19 de fevereiro de 2010

O direito de superfície entre Código Civil e Estatuto da Cidade

A vigência do novo Código Civil levou inevitavelmente a questionar se revogadas ou modificadas as normas estabelecidas pelo Estatuto da Cidade sobre o direito de superficie (Lei nº/ 10.257, de 10 de julho de 2001). O legislador poderia ter dado uma diretriz e não o fez, ao contrário. até esqueceu por completo a própria existência do Estatuto da Cidade. Silêncio absoluto.Tal obriga ao intérprete a definir a aplicabilidade de ambos diplomas legais, pois há detalhes que, ainda que semelhantes, não são idênticos.
O Estatuto começou a vigorar antes do Código Civil. É de se perguntar, no conflito de normas, se o novo Código, como lei de vigência posterior, derrogará as regras do Estatuto da Cidade. Não é possível esquecer que o § 1º do artigo 2º da Lei de Introdução ao Código Civil, dispõe que a lei posterior revoga a anterior quando "seja com ela incompatível ou quando regule inteiramente a matéria de que tratava a lei anterior".

Detalhes da tarefa:
Pode reescrever o texto sobre o direito de superfície, tudo desde "A vigência do" até "não são idênticos.", substituindo "intérprete" por "jurista"?

Listagem de dados:

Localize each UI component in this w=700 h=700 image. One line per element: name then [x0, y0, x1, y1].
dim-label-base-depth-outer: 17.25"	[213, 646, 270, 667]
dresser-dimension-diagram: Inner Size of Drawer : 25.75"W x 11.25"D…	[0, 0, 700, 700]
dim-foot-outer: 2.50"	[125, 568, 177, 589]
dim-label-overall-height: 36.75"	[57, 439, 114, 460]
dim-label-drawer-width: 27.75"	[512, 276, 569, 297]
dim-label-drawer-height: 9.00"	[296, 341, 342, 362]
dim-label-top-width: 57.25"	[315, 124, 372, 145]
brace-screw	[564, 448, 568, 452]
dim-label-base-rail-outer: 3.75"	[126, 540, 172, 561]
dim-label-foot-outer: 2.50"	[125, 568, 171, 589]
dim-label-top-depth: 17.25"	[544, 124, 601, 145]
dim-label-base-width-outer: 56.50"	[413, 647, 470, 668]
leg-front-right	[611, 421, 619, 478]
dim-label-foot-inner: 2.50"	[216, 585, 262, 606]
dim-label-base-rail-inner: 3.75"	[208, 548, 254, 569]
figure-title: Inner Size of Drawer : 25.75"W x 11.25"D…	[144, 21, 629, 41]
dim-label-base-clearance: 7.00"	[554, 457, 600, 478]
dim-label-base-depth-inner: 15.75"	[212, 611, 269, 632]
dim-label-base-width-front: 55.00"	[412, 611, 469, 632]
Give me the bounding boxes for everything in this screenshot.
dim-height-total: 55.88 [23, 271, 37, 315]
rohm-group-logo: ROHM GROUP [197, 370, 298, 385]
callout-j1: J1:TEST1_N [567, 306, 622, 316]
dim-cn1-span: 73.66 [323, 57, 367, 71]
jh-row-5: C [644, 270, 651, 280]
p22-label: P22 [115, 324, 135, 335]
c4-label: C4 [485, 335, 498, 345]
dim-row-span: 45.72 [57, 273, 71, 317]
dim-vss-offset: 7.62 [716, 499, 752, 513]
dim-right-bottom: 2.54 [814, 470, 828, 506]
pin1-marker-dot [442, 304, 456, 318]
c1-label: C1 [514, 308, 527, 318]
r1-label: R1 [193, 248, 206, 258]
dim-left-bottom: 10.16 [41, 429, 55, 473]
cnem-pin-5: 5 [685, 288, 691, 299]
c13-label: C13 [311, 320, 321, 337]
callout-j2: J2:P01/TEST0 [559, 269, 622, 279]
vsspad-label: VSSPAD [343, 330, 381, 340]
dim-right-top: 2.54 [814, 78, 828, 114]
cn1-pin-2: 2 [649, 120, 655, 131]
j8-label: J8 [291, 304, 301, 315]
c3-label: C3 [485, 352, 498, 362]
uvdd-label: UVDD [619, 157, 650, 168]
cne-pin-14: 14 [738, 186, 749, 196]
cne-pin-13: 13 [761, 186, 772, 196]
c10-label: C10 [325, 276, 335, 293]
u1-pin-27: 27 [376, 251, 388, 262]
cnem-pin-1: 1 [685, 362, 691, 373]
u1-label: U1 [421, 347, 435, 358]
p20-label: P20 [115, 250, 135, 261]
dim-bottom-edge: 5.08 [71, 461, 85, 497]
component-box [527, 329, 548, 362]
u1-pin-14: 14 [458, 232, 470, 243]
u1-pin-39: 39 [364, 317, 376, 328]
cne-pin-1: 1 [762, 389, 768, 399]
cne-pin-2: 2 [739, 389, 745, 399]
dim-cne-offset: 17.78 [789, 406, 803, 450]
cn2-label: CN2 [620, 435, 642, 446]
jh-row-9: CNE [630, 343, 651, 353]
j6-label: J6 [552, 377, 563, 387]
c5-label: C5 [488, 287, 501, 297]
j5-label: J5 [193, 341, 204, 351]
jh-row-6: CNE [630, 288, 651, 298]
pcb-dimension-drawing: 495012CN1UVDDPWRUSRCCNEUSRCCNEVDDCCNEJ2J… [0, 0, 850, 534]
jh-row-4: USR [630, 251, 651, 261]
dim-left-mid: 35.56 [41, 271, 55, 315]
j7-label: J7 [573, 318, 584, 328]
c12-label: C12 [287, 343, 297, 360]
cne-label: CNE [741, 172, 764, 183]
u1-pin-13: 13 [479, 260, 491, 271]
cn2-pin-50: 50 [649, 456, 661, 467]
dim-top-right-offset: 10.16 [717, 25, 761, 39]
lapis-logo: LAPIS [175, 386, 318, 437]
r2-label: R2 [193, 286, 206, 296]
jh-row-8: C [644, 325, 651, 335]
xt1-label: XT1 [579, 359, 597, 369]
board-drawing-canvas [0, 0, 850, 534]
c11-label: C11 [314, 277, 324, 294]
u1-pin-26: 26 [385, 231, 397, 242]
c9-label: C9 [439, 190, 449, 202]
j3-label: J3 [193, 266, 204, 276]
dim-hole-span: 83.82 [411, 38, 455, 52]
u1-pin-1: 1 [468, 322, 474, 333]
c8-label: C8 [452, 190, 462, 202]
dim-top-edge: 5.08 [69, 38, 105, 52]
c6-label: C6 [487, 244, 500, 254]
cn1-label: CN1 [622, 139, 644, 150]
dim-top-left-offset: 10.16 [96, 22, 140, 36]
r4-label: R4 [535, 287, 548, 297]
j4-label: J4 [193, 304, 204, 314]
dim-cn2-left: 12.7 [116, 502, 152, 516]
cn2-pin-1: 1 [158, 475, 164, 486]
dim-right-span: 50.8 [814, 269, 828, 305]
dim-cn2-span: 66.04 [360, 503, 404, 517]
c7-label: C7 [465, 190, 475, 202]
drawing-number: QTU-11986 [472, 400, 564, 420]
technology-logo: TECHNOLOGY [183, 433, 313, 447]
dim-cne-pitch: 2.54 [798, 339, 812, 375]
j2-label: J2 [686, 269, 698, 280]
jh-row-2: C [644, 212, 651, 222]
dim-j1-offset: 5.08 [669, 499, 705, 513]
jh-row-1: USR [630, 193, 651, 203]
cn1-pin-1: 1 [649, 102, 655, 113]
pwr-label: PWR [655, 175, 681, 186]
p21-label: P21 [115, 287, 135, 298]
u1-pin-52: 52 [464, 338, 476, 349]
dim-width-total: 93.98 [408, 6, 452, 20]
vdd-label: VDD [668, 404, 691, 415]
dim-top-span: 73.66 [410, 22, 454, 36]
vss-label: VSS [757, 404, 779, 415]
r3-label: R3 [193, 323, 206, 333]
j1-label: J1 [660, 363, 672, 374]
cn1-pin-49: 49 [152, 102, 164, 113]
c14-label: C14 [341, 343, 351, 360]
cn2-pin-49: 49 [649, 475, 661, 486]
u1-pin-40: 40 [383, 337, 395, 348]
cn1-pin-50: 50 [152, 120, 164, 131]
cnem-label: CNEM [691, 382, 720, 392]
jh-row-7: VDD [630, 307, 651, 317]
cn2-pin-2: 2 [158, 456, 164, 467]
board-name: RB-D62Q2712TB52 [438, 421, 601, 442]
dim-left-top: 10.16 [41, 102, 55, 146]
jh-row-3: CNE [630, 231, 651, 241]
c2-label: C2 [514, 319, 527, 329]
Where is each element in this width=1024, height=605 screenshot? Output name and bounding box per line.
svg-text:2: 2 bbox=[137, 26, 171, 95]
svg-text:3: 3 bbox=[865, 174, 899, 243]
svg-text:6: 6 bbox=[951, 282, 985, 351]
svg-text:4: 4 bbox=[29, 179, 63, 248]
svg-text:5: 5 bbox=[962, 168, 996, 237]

Resultado:
A vigência do novo Código Civil levou inevitavelmente a questionar se revogadas ou modificadas as normas estabelecidas pelo Estatuto da Cidade sobre o direito de superficie (Lei nº/ 10.257, de 10 de julho de 2001). O legislador poderia ter dado uma diretriz e não o fez, ao contrário. até esqueceu por completo a própria existência do Estatuto da Cidade. Silêncio absoluto.Tal obriga ao jurista a definir a aplicabilidade de ambos diplomas legais, pois há detalhes que, ainda que semelhantes, não são idênticos.